(Items from a data source)
________________
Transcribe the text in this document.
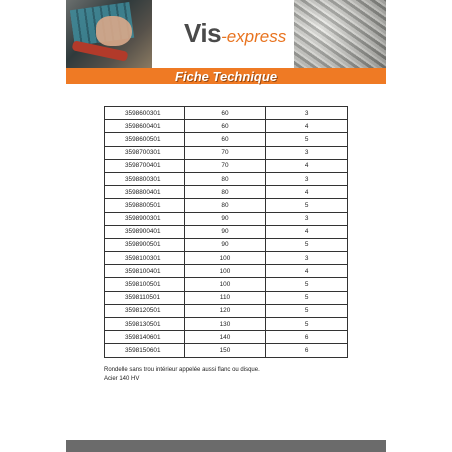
Vis-express
Fiche Technique
3598600301	60	3
3598600401	60	4
3598600501	60	5
3598700301	70	3
3598700401	70	4
3598800301	80	3
3598800401	80	4
3598800501	80	5
3598900301	90	3
3598900401	90	4
3598900501	90	5
3598100301	100	3
3598100401	100	4
3598100501	100	5
3598110501	110	5
3598120501	120	5
3598130501	130	5
3598140601	140	6
3598150601	150	6
Rondelle sans trou intérieur appelée aussi flanc ou disque.
Acier 140 HV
________________
Reproduce each entry precisely, dropping only the pictures.

» **TASK RESULT**:
Transcribe the text in this document.
Vis-express
Fiche Technique
3598600301	60	3
3598600401	60	4
3598600501	60	5
3598700301	70	3
3598700401	70	4
3598800301	80	3
3598800401	80	4
3598800501	80	5
3598900301	90	3
3598900401	90	4
3598900501	90	5
3598100301	100	3
3598100401	100	4
3598100501	100	5
3598110501	110	5
3598120501	120	5
3598130501	130	5
3598140601	140	6
3598150601	150	6
Rondelle sans trou intérieur appelée aussi flanc ou disque.
Acier 140 HV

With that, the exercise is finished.